#### EXERCISE AIM:
How many lines in the records below contain the word "this"? Give only the number.

#### DATASET ROWS:
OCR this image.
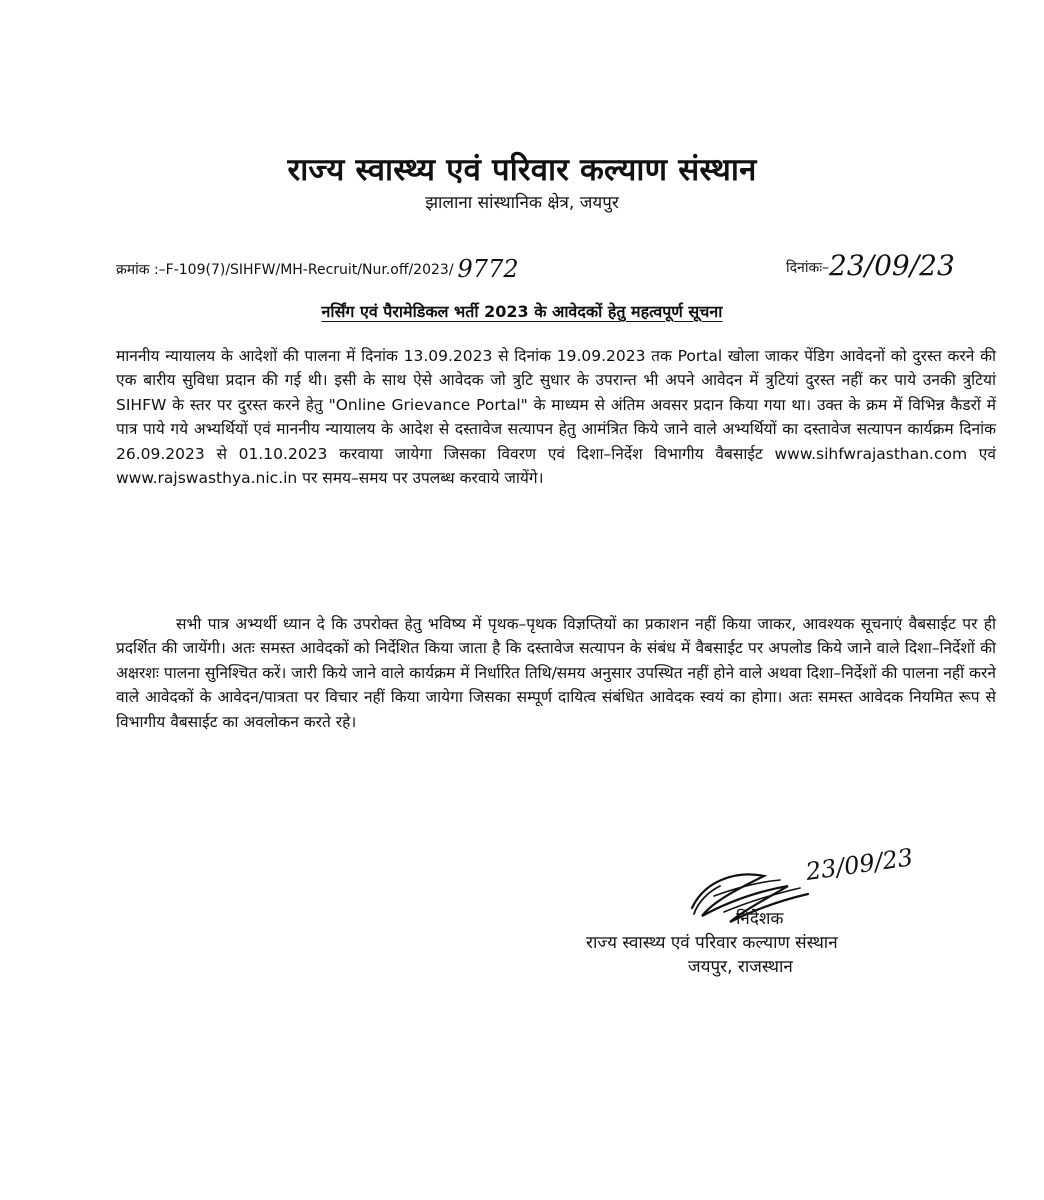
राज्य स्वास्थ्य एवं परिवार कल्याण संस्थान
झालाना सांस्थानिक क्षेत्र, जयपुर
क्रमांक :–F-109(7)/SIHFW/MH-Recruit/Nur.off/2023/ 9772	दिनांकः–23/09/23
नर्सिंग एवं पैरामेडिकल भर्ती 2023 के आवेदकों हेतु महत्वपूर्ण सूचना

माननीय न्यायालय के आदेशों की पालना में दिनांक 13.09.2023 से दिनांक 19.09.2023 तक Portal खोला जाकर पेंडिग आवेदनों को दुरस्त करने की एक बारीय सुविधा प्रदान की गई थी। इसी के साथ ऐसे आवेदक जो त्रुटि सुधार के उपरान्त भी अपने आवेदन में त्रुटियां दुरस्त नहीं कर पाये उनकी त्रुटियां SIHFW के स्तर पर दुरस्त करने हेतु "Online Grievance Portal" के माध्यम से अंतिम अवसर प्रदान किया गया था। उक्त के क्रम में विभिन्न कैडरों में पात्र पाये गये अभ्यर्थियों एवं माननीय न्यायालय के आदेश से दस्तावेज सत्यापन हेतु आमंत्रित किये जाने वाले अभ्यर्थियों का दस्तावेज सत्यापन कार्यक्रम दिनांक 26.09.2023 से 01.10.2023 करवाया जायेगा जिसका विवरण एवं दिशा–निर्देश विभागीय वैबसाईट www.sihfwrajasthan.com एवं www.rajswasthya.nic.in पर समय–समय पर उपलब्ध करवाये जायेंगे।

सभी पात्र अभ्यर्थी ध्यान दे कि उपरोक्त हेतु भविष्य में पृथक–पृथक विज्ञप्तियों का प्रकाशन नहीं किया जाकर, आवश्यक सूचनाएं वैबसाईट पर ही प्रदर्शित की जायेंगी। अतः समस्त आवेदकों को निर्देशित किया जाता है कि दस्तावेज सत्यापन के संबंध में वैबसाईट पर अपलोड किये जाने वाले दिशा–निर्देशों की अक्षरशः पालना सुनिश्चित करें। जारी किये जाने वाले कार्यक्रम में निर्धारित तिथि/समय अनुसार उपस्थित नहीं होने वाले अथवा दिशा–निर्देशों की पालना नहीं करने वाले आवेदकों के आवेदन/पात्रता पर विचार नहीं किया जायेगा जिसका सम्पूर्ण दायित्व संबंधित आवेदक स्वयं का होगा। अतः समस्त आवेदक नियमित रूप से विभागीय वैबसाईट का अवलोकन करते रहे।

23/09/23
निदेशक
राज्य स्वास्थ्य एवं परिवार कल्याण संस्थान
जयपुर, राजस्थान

--

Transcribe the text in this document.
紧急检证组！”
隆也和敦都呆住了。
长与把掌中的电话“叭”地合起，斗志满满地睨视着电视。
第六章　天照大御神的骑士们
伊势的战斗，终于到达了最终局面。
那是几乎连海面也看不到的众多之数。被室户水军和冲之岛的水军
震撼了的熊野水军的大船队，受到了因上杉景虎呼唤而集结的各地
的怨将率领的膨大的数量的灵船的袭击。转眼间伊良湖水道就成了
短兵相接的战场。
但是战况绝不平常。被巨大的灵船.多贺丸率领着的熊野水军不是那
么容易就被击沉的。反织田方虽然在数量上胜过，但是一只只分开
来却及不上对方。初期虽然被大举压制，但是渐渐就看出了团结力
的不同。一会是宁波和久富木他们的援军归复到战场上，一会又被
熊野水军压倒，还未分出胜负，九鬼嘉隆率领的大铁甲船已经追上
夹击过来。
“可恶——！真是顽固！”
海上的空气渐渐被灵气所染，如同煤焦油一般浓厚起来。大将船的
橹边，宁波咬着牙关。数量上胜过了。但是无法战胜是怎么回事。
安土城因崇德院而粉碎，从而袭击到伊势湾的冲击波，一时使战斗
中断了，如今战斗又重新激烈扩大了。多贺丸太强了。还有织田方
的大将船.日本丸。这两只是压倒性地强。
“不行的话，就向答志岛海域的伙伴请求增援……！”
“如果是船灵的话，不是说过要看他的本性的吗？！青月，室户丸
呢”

#### REPLY TO THE EXERCISE:
2